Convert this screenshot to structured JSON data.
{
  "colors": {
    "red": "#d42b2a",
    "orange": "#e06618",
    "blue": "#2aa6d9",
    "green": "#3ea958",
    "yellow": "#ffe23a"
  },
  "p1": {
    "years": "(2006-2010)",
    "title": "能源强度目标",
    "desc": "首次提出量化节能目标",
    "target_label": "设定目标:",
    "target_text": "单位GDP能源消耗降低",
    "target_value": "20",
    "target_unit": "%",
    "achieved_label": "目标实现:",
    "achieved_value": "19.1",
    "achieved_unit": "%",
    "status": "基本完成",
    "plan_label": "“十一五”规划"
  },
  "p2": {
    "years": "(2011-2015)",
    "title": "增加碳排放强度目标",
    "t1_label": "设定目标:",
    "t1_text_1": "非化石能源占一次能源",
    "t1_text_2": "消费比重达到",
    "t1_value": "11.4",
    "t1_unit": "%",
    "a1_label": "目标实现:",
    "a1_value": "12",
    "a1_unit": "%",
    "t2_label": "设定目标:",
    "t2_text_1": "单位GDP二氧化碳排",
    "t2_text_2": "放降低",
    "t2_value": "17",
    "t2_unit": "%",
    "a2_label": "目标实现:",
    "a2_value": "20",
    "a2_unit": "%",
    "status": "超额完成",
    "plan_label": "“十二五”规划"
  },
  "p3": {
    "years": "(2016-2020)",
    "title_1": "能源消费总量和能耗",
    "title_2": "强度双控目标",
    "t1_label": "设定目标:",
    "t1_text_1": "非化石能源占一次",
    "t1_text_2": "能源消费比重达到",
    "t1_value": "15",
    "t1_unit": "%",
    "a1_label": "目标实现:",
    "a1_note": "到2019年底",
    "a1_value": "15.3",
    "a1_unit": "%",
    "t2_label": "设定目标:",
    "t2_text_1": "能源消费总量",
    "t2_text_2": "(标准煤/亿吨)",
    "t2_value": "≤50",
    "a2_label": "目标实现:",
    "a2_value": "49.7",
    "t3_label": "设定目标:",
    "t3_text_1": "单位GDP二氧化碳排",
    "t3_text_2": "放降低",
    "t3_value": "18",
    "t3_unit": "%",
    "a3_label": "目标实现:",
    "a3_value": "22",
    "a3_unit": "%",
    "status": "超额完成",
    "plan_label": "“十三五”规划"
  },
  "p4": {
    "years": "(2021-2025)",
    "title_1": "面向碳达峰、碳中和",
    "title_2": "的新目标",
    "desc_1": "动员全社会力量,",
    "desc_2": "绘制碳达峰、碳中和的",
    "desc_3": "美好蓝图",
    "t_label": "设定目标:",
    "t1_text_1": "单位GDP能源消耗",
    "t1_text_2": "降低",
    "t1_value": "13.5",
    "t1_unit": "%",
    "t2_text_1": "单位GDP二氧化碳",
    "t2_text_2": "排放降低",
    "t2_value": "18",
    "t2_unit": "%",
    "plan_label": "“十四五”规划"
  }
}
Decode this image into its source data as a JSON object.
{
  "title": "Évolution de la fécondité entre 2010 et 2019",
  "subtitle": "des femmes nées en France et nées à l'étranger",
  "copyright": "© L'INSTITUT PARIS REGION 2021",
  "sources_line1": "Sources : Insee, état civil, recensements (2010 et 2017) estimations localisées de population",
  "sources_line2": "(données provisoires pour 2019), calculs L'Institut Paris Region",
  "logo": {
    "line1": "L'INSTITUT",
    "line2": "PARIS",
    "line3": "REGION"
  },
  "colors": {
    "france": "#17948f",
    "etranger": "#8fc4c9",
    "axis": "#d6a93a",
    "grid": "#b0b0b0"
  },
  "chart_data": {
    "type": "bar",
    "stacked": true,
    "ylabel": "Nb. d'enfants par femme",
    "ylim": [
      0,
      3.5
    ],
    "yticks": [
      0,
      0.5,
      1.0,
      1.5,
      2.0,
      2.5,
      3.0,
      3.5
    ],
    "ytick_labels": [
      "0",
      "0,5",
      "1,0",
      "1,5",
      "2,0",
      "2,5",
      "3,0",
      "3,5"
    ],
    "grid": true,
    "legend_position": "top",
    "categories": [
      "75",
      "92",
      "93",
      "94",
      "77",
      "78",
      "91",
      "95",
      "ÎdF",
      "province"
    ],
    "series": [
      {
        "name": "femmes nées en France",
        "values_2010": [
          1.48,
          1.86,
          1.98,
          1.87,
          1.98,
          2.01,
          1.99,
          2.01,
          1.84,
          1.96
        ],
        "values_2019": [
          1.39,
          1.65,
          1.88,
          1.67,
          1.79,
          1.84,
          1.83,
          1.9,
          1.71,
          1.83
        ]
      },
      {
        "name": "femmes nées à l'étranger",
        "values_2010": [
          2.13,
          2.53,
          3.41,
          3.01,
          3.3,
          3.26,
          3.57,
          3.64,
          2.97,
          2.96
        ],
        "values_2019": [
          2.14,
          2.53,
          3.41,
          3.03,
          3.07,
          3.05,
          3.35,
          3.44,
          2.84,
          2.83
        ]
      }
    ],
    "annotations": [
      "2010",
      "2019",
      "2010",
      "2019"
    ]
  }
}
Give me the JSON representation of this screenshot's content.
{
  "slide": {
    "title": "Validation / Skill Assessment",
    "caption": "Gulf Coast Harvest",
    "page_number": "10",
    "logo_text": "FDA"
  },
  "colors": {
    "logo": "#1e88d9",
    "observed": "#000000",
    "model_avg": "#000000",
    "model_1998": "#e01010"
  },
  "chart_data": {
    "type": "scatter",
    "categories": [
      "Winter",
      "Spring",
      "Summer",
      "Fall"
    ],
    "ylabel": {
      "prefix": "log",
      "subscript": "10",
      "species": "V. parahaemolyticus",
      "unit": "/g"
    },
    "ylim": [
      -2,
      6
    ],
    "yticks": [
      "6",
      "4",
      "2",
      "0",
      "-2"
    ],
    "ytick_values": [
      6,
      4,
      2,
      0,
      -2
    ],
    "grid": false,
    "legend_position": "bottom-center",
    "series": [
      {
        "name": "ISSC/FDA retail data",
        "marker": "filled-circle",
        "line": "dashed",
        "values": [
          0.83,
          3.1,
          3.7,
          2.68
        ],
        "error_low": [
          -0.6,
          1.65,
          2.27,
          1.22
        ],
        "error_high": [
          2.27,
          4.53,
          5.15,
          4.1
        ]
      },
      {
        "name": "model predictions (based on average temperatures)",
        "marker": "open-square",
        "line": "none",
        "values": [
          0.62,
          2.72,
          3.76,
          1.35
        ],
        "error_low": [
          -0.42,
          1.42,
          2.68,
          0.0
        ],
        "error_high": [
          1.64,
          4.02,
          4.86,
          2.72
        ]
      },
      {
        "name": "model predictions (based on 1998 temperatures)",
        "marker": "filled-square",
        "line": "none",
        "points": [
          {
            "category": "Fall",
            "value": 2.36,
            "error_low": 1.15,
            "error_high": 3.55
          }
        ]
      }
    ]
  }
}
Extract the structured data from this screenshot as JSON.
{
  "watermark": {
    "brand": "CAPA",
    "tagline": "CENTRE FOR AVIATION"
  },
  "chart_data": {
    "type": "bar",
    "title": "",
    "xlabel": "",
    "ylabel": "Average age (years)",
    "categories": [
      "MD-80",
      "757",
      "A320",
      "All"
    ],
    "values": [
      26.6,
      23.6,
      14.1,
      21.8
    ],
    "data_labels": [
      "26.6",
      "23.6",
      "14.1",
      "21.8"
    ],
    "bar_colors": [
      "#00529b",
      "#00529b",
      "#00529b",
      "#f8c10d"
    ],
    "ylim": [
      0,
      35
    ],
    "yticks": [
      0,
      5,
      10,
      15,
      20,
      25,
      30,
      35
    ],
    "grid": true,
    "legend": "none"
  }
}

= = = =

▶ _WHAT THE TASK REQUIRES_: Print the material verbatim, all of it.

▶ _RESULT_:
Convert this screenshot to structured JSON data.
{
  "colors": {
    "red": "#d42b2a",
    "orange": "#e06618",
    "blue": "#2aa6d9",
    "green": "#3ea958",
    "yellow": "#ffe23a"
  },
  "p1": {
    "years": "(2006-2010)",
    "title": "能源强度目标",
    "desc": "首次提出量化节能目标",
    "target_label": "设定目标:",
    "target_text": "单位GDP能源消耗降低",
    "target_value": "20",
    "target_unit": "%",
    "achieved_label": "目标实现:",
    "achieved_value": "19.1",
    "achieved_unit": "%",
    "status": "基本完成",
    "plan_label": "“十一五”规划"
  },
  "p2": {
    "years": "(2011-2015)",
    "title": "增加碳排放强度目标",
    "t1_label": "设定目标:",
    "t1_text_1": "非化石能源占一次能源",
    "t1_text_2": "消费比重达到",
    "t1_value": "11.4",
    "t1_unit": "%",
    "a1_label": "目标实现:",
    "a1_value": "12",
    "a1_unit": "%",
    "t2_label": "设定目标:",
    "t2_text_1": "单位GDP二氧化碳排",
    "t2_text_2": "放降低",
    "t2_value": "17",
    "t2_unit": "%",
    "a2_label": "目标实现:",
    "a2_value": "20",
    "a2_unit": "%",
    "status": "超额完成",
    "plan_label": "“十二五”规划"
  },
  "p3": {
    "years": "(2016-2020)",
    "title_1": "能源消费总量和能耗",
    "title_2": "强度双控目标",
    "t1_label": "设定目标:",
    "t1_text_1": "非化石能源占一次",
    "t1_text_2": "能源消费比重达到",
    "t1_value": "15",
    "t1_unit": "%",
    "a1_label": "目标实现:",
    "a1_note": "到2019年底",
    "a1_value": "15.3",
    "a1_unit": "%",
    "t2_label": "设定目标:",
    "t2_text_1": "能源消费总量",
    "t2_text_2": "(标准煤/亿吨)",
    "t2_value": "≤50",
    "a2_label": "目标实现:",
    "a2_value": "49.7",
    "t3_label": "设定目标:",
    "t3_text_1": "单位GDP二氧化碳排",
    "t3_text_2": "放降低",
    "t3_value": "18",
    "t3_unit": "%",
    "a3_label": "目标实现:",
    "a3_value": "22",
    "a3_unit": "%",
    "status": "超额完成",
    "plan_label": "“十三五”规划"
  },
  "p4": {
    "years": "(2021-2025)",
    "title_1": "面向碳达峰、碳中和",
    "title_2": "的新目标",
    "desc_1": "动员全社会力量,",
    "desc_2": "绘制碳达峰、碳中和的",
    "desc_3": "美好蓝图",
    "t_label": "设定目标:",
    "t1_text_1": "单位GDP能源消耗",
    "t1_text_2": "降低",
    "t1_value": "13.5",
    "t1_unit": "%",
    "t2_text_1": "单位GDP二氧化碳",
    "t2_text_2": "排放降低",
    "t2_value": "18",
    "t2_unit": "%",
    "plan_label": "“十四五”规划"
  }
}
Decode this image into its source data as a JSON object.
{
  "title": "Évolution de la fécondité entre 2010 et 2019",
  "subtitle": "des femmes nées en France et nées à l'étranger",
  "copyright": "© L'INSTITUT PARIS REGION 2021",
  "sources_line1": "Sources : Insee, état civil, recensements (2010 et 2017) estimations localisées de population",
  "sources_line2": "(données provisoires pour 2019), calculs L'Institut Paris Region",
  "logo": {
    "line1": "L'INSTITUT",
    "line2": "PARIS",
    "line3": "REGION"
  },
  "colors": {
    "france": "#17948f",
    "etranger": "#8fc4c9",
    "axis": "#d6a93a",
    "grid": "#b0b0b0"
  },
  "chart_data": {
    "type": "bar",
    "stacked": true,
    "ylabel": "Nb. d'enfants par femme",
    "ylim": [
      0,
      3.5
    ],
    "yticks": [
      0,
      0.5,
      1.0,
      1.5,
      2.0,
      2.5,
      3.0,
      3.5
    ],
    "ytick_labels": [
      "0",
      "0,5",
      "1,0",
      "1,5",
      "2,0",
      "2,5",
      "3,0",
      "3,5"
    ],
    "grid": true,
    "legend_position": "top",
    "categories": [
      "75",
      "92",
      "93",
      "94",
      "77",
      "78",
      "91",
      "95",
      "ÎdF",
      "province"
    ],
    "series": [
      {
        "name": "femmes nées en France",
        "values_2010": [
          1.48,
          1.86,
          1.98,
          1.87,
          1.98,
          2.01,
          1.99,
          2.01,
          1.84,
          1.96
        ],
        "values_2019": [
          1.39,
          1.65,
          1.88,
          1.67,
          1.79,
          1.84,
          1.83,
          1.9,
          1.71,
          1.83
        ]
      },
      {
        "name": "femmes nées à l'étranger",
        "values_2010": [
          2.13,
          2.53,
          3.41,
          3.01,
          3.3,
          3.26,
          3.57,
          3.64,
          2.97,
          2.96
        ],
        "values_2019": [
          2.14,
          2.53,
          3.41,
          3.03,
          3.07,
          3.05,
          3.35,
          3.44,
          2.84,
          2.83
        ]
      }
    ],
    "annotations": [
      "2010",
      "2019",
      "2010",
      "2019"
    ]
  }
}
Give me the JSON representation of this screenshot's content.
{
  "slide": {
    "title": "Validation / Skill Assessment",
    "caption": "Gulf Coast Harvest",
    "page_number": "10",
    "logo_text": "FDA"
  },
  "colors": {
    "logo": "#1e88d9",
    "observed": "#000000",
    "model_avg": "#000000",
    "model_1998": "#e01010"
  },
  "chart_data": {
    "type": "scatter",
    "categories": [
      "Winter",
      "Spring",
      "Summer",
      "Fall"
    ],
    "ylabel": {
      "prefix": "log",
      "subscript": "10",
      "species": "V. parahaemolyticus",
      "unit": "/g"
    },
    "ylim": [
      -2,
      6
    ],
    "yticks": [
      "6",
      "4",
      "2",
      "0",
      "-2"
    ],
    "ytick_values": [
      6,
      4,
      2,
      0,
      -2
    ],
    "grid": false,
    "legend_position": "bottom-center",
    "series": [
      {
        "name": "ISSC/FDA retail data",
        "marker": "filled-circle",
        "line": "dashed",
        "values": [
          0.83,
          3.1,
          3.7,
          2.68
        ],
        "error_low": [
          -0.6,
          1.65,
          2.27,
          1.22
        ],
        "error_high": [
          2.27,
          4.53,
          5.15,
          4.1
        ]
      },
      {
        "name": "model predictions (based on average temperatures)",
        "marker": "open-square",
        "line": "none",
        "values": [
          0.62,
          2.72,
          3.76,
          1.35
        ],
        "error_low": [
          -0.42,
          1.42,
          2.68,
          0.0
        ],
        "error_high": [
          1.64,
          4.02,
          4.86,
          2.72
        ]
      },
      {
        "name": "model predictions (based on 1998 temperatures)",
        "marker": "filled-square",
        "line": "none",
        "points": [
          {
            "category": "Fall",
            "value": 2.36,
            "error_low": 1.15,
            "error_high": 3.55
          }
        ]
      }
    ]
  }
}
Extract the structured data from this screenshot as JSON.
{
  "watermark": {
    "brand": "CAPA",
    "tagline": "CENTRE FOR AVIATION"
  },
  "chart_data": {
    "type": "bar",
    "title": "",
    "xlabel": "",
    "ylabel": "Average age (years)",
    "categories": [
      "MD-80",
      "757",
      "A320",
      "All"
    ],
    "values": [
      26.6,
      23.6,
      14.1,
      21.8
    ],
    "data_labels": [
      "26.6",
      "23.6",
      "14.1",
      "21.8"
    ],
    "bar_colors": [
      "#00529b",
      "#00529b",
      "#00529b",
      "#f8c10d"
    ],
    "ylim": [
      0,
      35
    ],
    "yticks": [
      0,
      5,
      10,
      15,
      20,
      25,
      30,
      35
    ],
    "grid": true,
    "legend": "none"
  }
}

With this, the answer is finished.